## Challenge
Every line in the listing is to be echoed verbatim.

## The input
* * * *

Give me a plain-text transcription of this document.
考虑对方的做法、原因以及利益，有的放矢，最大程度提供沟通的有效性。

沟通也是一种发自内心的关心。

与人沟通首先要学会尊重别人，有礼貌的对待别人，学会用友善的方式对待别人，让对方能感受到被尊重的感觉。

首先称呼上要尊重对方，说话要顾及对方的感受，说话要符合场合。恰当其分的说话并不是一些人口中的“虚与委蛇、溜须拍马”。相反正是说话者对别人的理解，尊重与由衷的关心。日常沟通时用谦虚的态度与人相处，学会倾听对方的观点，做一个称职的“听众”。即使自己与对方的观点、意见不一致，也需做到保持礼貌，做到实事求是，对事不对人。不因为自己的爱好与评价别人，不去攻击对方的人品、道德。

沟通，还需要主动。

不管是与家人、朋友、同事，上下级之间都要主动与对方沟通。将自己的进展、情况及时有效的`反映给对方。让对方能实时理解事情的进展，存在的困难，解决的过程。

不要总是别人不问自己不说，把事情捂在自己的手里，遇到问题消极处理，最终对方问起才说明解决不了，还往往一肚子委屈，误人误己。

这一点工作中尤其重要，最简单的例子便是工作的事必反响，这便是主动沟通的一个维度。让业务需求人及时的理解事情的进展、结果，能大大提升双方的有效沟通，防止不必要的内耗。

* * * *

## Result of the task
Give me a plain-text transcription of this document.
考虑对方的做法、原因以及利益，有的放矢，最大程度提供沟通的有效性。

沟通也是一种发自内心的关心。

与人沟通首先要学会尊重别人，有礼貌的对待别人，学会用友善的方式对待别人，让对方能感受到被尊重的感觉。

首先称呼上要尊重对方，说话要顾及对方的感受，说话要符合场合。恰当其分的说话并不是一些人口中的“虚与委蛇、溜须拍马”。相反正是说话者对别人的理解，尊重与由衷的关心。日常沟通时用谦虚的态度与人相处，学会倾听对方的观点，做一个称职的“听众”。即使自己与对方的观点、意见不一致，也需做到保持礼貌，做到实事求是，对事不对人。不因为自己的爱好与评价别人，不去攻击对方的人品、道德。

沟通，还需要主动。

不管是与家人、朋友、同事，上下级之间都要主动与对方沟通。将自己的进展、情况及时有效的`反映给对方。让对方能实时理解事情的进展，存在的困难，解决的过程。

不要总是别人不问自己不说，把事情捂在自己的手里，遇到问题消极处理，最终对方问起才说明解决不了，还往往一肚子委屈，误人误己。

这一点工作中尤其重要，最简单的例子便是工作的事必反响，这便是主动沟通的一个维度。让业务需求人及时的理解事情的进展、结果，能大大提升双方的有效沟通，防止不必要的内耗。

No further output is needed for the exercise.